START Stored records
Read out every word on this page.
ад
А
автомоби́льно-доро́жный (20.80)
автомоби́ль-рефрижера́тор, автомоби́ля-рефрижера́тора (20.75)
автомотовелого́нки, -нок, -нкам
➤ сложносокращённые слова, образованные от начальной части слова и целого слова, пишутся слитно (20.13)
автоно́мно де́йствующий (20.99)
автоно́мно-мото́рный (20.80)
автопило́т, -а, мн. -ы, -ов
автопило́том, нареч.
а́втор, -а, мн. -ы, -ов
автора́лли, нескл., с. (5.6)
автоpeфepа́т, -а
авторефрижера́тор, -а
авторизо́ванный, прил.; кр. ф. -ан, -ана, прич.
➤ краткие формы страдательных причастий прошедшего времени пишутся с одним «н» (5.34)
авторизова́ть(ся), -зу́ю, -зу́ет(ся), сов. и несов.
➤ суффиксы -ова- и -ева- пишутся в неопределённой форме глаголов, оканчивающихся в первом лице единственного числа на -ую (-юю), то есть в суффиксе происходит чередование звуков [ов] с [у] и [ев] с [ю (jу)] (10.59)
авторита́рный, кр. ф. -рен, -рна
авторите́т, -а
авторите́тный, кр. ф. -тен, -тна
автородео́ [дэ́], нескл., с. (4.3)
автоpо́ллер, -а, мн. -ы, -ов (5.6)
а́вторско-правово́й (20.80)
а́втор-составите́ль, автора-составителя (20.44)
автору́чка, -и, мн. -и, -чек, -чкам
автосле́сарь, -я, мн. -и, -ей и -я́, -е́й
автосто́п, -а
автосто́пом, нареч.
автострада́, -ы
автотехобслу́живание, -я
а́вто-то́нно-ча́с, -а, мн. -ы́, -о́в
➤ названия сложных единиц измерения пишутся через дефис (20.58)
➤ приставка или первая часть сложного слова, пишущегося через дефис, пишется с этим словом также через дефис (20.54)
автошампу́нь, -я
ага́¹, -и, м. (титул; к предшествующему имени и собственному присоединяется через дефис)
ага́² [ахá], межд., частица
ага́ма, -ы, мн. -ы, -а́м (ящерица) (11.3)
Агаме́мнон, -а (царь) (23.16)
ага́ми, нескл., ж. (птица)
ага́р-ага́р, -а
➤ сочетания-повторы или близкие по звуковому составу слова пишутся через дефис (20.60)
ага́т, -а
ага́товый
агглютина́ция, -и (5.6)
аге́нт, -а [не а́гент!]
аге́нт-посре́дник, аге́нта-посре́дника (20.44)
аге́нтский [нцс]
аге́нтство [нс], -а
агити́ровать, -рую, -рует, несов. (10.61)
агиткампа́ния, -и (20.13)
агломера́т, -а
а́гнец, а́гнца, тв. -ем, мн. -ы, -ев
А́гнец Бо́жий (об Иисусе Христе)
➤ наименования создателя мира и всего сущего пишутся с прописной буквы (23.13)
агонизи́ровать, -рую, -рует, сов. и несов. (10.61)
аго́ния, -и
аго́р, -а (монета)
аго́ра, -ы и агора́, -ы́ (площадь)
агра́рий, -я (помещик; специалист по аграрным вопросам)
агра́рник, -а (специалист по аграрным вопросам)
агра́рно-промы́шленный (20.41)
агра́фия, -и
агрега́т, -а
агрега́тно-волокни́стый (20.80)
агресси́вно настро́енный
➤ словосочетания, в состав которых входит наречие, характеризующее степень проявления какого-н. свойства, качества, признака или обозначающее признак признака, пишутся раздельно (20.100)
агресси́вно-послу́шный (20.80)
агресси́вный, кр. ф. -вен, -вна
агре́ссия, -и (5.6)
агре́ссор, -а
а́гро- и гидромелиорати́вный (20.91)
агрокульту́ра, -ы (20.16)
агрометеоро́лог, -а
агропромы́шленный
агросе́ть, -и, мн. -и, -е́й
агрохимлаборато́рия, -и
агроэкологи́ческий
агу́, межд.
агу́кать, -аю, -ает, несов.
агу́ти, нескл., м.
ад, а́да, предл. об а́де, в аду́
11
END Stored records
Write out every entry above, word for word.

Read out every word on this page.
ад
А
автомоби́льно-доро́жный (20.80)
автомоби́ль-рефрижера́тор, автомоби́ля-рефрижера́тора (20.75)
автомотовелого́нки, -нок, -нкам
➤ сложносокращённые слова, образованные от начальной части слова и целого слова, пишутся слитно (20.13)
автоно́мно де́йствующий (20.99)
автоно́мно-мото́рный (20.80)
автопило́т, -а, мн. -ы, -ов
автопило́том, нареч.
а́втор, -а, мн. -ы, -ов
автора́лли, нескл., с. (5.6)
автоpeфepа́т, -а
авторефрижера́тор, -а
авторизо́ванный, прил.; кр. ф. -ан, -ана, прич.
➤ краткие формы страдательных причастий прошедшего времени пишутся с одним «н» (5.34)
авторизова́ть(ся), -зу́ю, -зу́ет(ся), сов. и несов.
➤ суффиксы -ова- и -ева- пишутся в неопределённой форме глаголов, оканчивающихся в первом лице единственного числа на -ую (-юю), то есть в суффиксе происходит чередование звуков [ов] с [у] и [ев] с [ю (jу)] (10.59)
авторита́рный, кр. ф. -рен, -рна
авторите́т, -а
авторите́тный, кр. ф. -тен, -тна
автородео́ [дэ́], нескл., с. (4.3)
автоpо́ллер, -а, мн. -ы, -ов (5.6)
а́вторско-правово́й (20.80)
а́втор-составите́ль, автора-составителя (20.44)
автору́чка, -и, мн. -и, -чек, -чкам
автосле́сарь, -я, мн. -и, -ей и -я́, -е́й
автосто́п, -а
автосто́пом, нареч.
автострада́, -ы
автотехобслу́живание, -я
а́вто-то́нно-ча́с, -а, мн. -ы́, -о́в
➤ названия сложных единиц измерения пишутся через дефис (20.58)
➤ приставка или первая часть сложного слова, пишущегося через дефис, пишется с этим словом также через дефис (20.54)
автошампу́нь, -я
ага́¹, -и, м. (титул; к предшествующему имени и собственному присоединяется через дефис)
ага́² [ахá], межд., частица
ага́ма, -ы, мн. -ы, -а́м (ящерица) (11.3)
Агаме́мнон, -а (царь) (23.16)
ага́ми, нескл., ж. (птица)
ага́р-ага́р, -а
➤ сочетания-повторы или близкие по звуковому составу слова пишутся через дефис (20.60)
ага́т, -а
ага́товый
агглютина́ция, -и (5.6)
аге́нт, -а [не а́гент!]
аге́нт-посре́дник, аге́нта-посре́дника (20.44)
аге́нтский [нцс]
аге́нтство [нс], -а
агити́ровать, -рую, -рует, несов. (10.61)
агиткампа́ния, -и (20.13)
агломера́т, -а
а́гнец, а́гнца, тв. -ем, мн. -ы, -ев
А́гнец Бо́жий (об Иисусе Христе)
➤ наименования создателя мира и всего сущего пишутся с прописной буквы (23.13)
агонизи́ровать, -рую, -рует, сов. и несов. (10.61)
аго́ния, -и
аго́р, -а (монета)
аго́ра, -ы и агора́, -ы́ (площадь)
агра́рий, -я (помещик; специалист по аграрным вопросам)
агра́рник, -а (специалист по аграрным вопросам)
агра́рно-промы́шленный (20.41)
агра́фия, -и
агрега́т, -а
агрега́тно-волокни́стый (20.80)
агресси́вно настро́енный
➤ словосочетания, в состав которых входит наречие, характеризующее степень проявления какого-н. свойства, качества, признака или обозначающее признак признака, пишутся раздельно (20.100)
агресси́вно-послу́шный (20.80)
агресси́вный, кр. ф. -вен, -вна
агре́ссия, -и (5.6)
агре́ссор, -а
а́гро- и гидромелиорати́вный (20.91)
агрокульту́ра, -ы (20.16)
агрометеоро́лог, -а
агропромы́шленный
агросе́ть, -и, мн. -и, -е́й
агрохимлаборато́рия, -и
агроэкологи́ческий
агу́, межд.
агу́кать, -аю, -ает, несов.
агу́ти, нескл., м.
ад, а́да, предл. об а́де, в аду́
11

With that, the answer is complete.